What you have to do:
Within the listing below, locate all lines containing the word "JSON". Copy each one.

Chart and figure data:
------------------------------
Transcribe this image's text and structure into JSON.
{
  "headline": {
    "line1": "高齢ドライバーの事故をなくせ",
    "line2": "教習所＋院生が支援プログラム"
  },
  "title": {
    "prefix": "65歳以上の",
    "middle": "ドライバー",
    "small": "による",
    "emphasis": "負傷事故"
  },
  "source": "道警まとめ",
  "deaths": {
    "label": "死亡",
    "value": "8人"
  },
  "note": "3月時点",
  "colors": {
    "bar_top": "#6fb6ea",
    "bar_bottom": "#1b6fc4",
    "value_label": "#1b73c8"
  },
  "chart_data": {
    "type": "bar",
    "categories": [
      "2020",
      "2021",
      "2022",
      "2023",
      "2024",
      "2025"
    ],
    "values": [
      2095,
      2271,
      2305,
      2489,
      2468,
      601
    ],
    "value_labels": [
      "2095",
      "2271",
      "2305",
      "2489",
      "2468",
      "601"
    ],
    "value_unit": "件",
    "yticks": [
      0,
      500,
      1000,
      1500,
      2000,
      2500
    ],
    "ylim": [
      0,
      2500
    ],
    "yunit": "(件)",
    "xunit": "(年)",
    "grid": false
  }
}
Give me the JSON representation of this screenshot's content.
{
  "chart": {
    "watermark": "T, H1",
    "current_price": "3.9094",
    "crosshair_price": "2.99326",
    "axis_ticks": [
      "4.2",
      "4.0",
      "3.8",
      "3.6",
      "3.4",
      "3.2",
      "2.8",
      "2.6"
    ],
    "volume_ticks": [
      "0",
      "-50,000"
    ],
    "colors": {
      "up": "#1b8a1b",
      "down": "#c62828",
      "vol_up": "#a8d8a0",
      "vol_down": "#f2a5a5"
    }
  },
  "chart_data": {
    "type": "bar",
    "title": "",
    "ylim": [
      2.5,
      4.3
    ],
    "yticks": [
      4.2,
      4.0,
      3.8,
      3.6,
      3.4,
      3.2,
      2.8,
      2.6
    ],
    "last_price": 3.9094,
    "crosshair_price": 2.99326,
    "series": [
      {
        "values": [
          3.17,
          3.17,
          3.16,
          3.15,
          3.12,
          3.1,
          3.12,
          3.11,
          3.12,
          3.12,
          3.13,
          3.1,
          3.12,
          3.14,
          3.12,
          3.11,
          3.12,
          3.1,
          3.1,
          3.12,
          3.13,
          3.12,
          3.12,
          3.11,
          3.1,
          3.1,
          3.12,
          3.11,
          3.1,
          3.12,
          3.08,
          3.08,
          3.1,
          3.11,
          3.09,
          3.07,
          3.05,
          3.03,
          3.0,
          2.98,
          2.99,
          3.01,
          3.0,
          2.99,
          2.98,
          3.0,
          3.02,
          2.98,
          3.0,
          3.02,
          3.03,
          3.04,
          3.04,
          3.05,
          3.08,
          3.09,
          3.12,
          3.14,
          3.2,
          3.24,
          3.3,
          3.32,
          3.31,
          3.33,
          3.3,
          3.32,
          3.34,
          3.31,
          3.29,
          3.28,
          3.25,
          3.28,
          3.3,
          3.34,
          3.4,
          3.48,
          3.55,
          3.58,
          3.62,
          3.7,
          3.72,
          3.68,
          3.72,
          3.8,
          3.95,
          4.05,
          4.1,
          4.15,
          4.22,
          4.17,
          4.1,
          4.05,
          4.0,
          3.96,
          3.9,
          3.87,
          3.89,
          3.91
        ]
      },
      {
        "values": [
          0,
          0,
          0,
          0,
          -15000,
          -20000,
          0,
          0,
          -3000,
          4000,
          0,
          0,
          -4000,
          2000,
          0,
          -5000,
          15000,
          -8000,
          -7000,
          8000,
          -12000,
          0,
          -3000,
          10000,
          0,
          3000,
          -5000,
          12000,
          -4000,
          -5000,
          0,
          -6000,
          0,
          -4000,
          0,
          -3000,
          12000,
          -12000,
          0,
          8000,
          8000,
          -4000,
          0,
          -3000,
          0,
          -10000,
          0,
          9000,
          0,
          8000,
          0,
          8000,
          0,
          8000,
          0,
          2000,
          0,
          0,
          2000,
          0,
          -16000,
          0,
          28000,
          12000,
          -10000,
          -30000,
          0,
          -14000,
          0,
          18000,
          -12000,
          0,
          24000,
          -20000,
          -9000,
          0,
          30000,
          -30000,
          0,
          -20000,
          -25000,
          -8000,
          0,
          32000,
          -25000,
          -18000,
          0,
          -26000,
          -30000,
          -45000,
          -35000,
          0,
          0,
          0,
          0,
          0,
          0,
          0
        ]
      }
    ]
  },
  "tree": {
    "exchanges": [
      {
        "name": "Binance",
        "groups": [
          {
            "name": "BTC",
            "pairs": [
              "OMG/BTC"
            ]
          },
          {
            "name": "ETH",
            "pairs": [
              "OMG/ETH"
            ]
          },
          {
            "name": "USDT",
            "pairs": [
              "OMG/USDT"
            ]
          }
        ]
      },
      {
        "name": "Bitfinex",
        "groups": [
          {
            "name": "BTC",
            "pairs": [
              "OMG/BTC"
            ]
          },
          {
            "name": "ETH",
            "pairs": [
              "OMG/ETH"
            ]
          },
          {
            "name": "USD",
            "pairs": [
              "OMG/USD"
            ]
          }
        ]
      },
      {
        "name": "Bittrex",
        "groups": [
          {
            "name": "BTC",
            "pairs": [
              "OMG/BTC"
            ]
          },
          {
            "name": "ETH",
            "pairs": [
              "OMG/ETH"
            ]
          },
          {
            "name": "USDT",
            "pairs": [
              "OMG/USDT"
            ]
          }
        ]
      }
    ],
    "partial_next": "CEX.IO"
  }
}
------------------------------
Exercise response:
Transcribe this image's text and structure into JSON.
Give me the JSON representation of this screenshot's content.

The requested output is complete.